TASK STATEMENT: List each line of the data that holds the string "colors", please.

Some records:
# # # # # # #

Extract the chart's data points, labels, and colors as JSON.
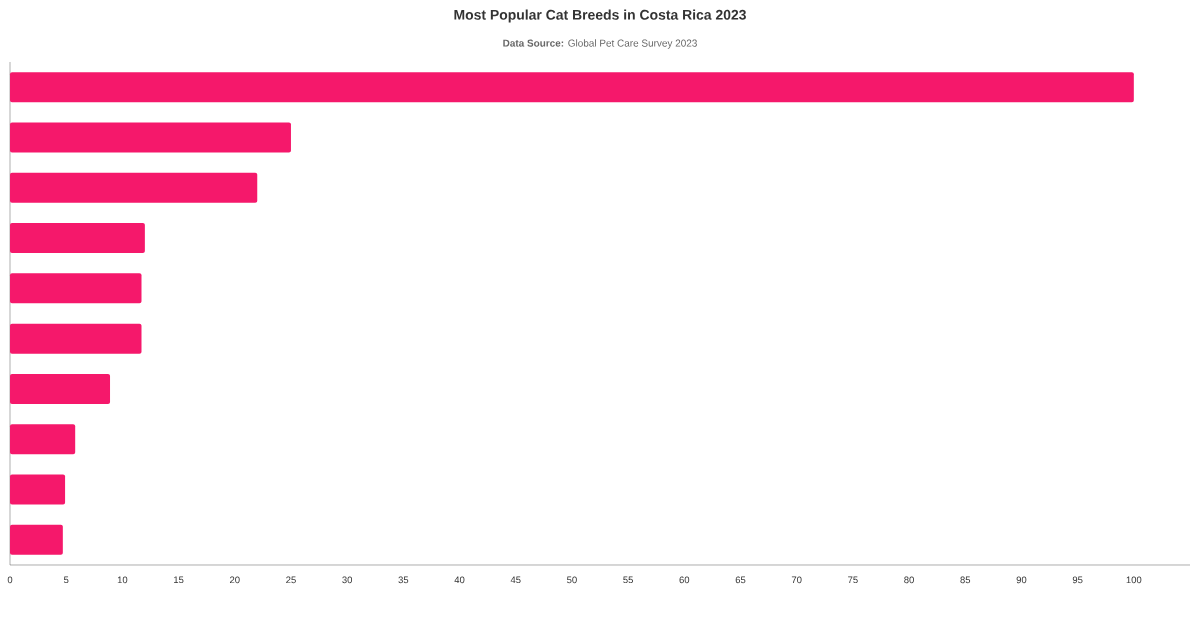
{
  "chart_data": {
    "type": "bar",
    "orientation": "horizontal",
    "title": "Most Popular Cat Breeds in Costa Rica 2023",
    "subtitle": "**Data Source:** Global Pet Care Survey 2023",
    "categories": [
      null,
      null,
      null,
      null,
      null,
      null,
      null,
      null,
      null,
      null
    ],
    "values": [
      100,
      25.0,
      22.0,
      12.0,
      11.7,
      11.7,
      8.9,
      5.8,
      4.9,
      4.7
    ],
    "color": "#f5186b",
    "xlim": [
      0,
      105
    ],
    "xticks": [
      0,
      5,
      10,
      15,
      20,
      25,
      30,
      35,
      40,
      45,
      50,
      55,
      60,
      65,
      70,
      75,
      80,
      85,
      90,
      95,
      100
    ]
  }
}
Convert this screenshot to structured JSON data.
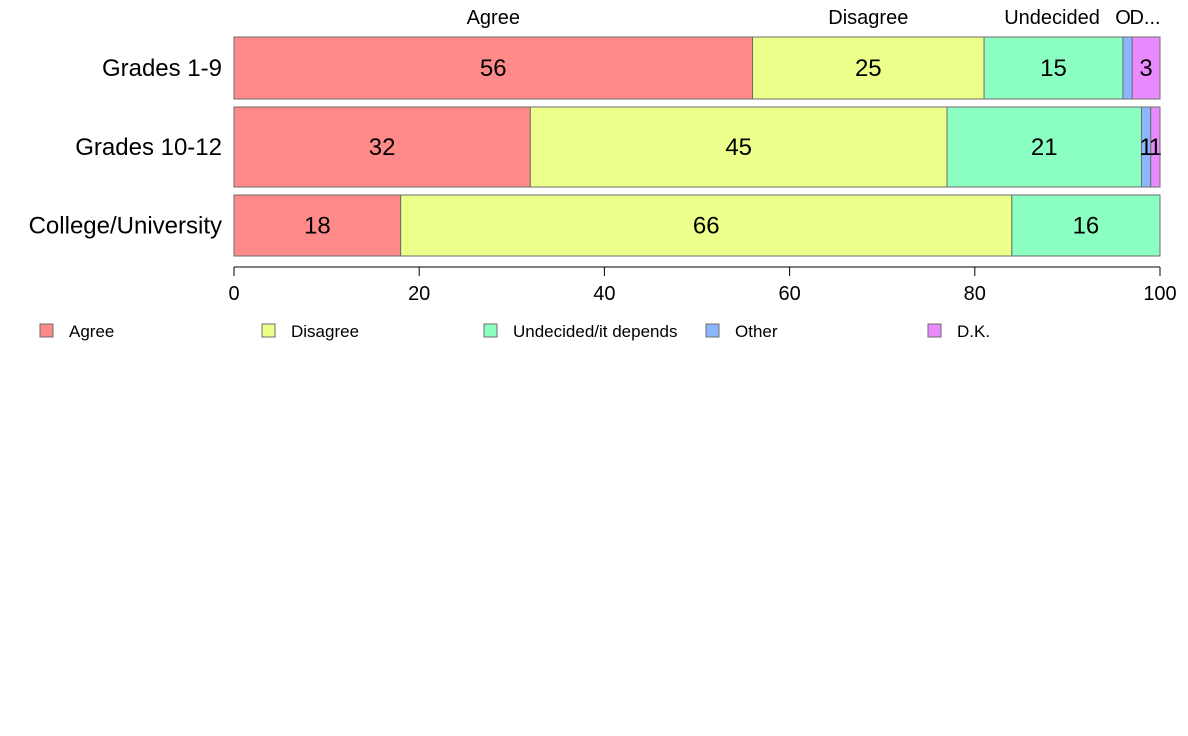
{
  "chart_data": {
    "type": "bar",
    "orientation": "horizontal",
    "stacked": true,
    "categories": [
      "Grades 1-9",
      "Grades 10-12",
      "College/University"
    ],
    "series": [
      {
        "name": "Agree",
        "values": [
          56,
          32,
          18
        ]
      },
      {
        "name": "Disagree",
        "values": [
          25,
          45,
          66
        ]
      },
      {
        "name": "Undecided/it depends",
        "values": [
          15,
          21,
          16
        ]
      },
      {
        "name": "Other",
        "values": [
          1,
          1,
          0
        ]
      },
      {
        "name": "D.K.",
        "values": [
          3,
          1,
          0
        ]
      }
    ],
    "data_labels": [
      [
        "56",
        "25",
        "15",
        "",
        "3"
      ],
      [
        "32",
        "45",
        "21",
        "1",
        "1"
      ],
      [
        "18",
        "66",
        "16",
        "",
        ""
      ]
    ],
    "top_labels": [
      "Agree",
      "Disagree",
      "Undecided",
      "O",
      "D..."
    ],
    "xlim": [
      0,
      100
    ],
    "xticks": [
      0,
      20,
      40,
      60,
      80,
      100
    ],
    "colors": [
      "#ff8a8a",
      "#ecff8a",
      "#8affc1",
      "#8ab7ff",
      "#e98aff"
    ],
    "legend": {
      "placement": "bottom"
    }
  }
}
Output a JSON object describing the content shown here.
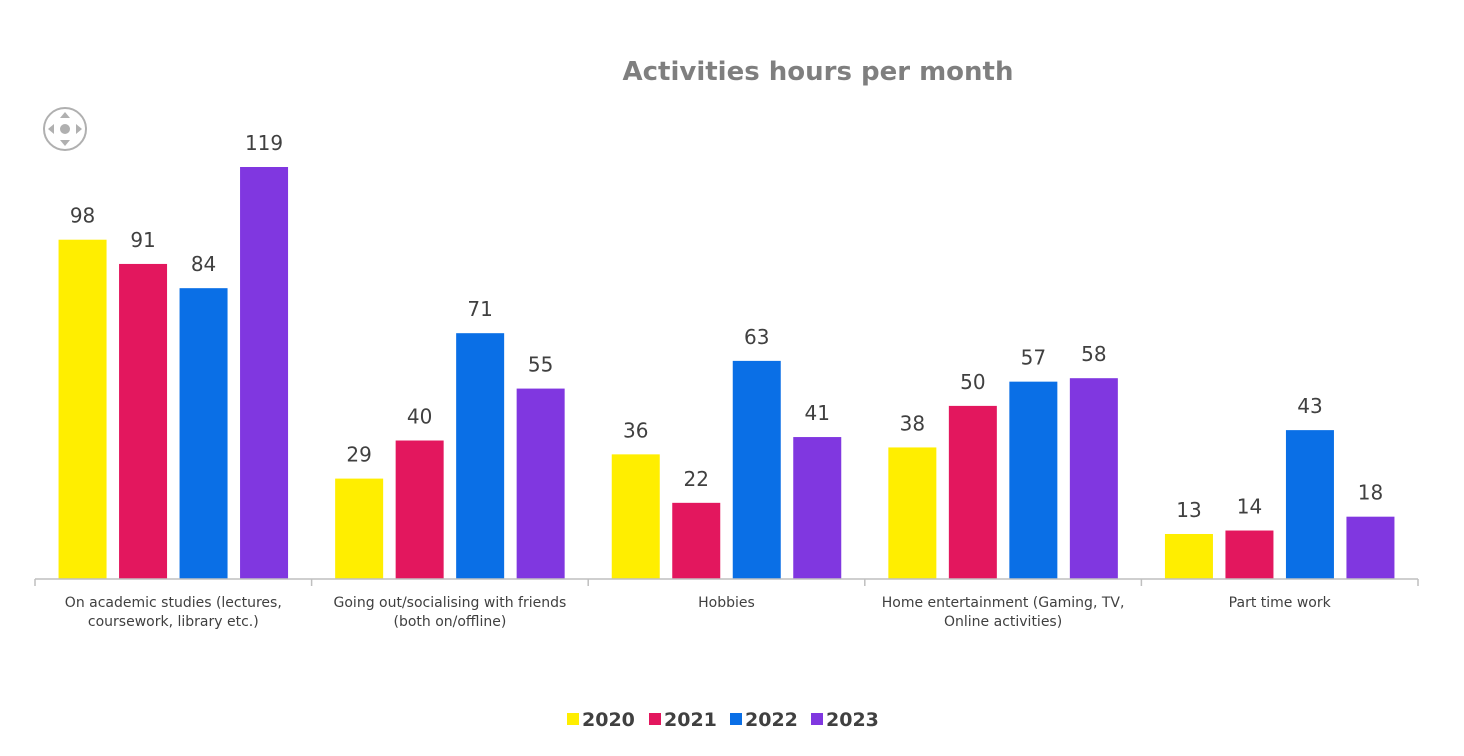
{
  "chart_data": {
    "type": "bar",
    "title": "Activities hours per month",
    "categories": [
      [
        "On academic studies (lectures,",
        "coursework, library etc.)"
      ],
      [
        "Going out/socialising with friends",
        "(both on/offline)"
      ],
      [
        "Hobbies"
      ],
      [
        "Home entertainment (Gaming, TV,",
        "Online activities)"
      ],
      [
        "Part time work"
      ]
    ],
    "series": [
      {
        "name": "2020",
        "color": "#ffee00",
        "values": [
          98,
          29,
          36,
          38,
          13
        ]
      },
      {
        "name": "2021",
        "color": "#e3175e",
        "values": [
          91,
          40,
          22,
          50,
          14
        ]
      },
      {
        "name": "2022",
        "color": "#0a6fe6",
        "values": [
          84,
          71,
          63,
          57,
          43
        ]
      },
      {
        "name": "2023",
        "color": "#8037e0",
        "values": [
          119,
          55,
          41,
          58,
          18
        ]
      }
    ],
    "ylim": [
      0,
      130
    ],
    "legend_position": "bottom",
    "grid": false
  },
  "icons": {
    "move_handle": "move-arrows-icon"
  }
}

# # # # # # #

SOLUTION FOR THIS PROBLEM:
Extract the chart's data points, labels, and colors as JSON.
    "colors": [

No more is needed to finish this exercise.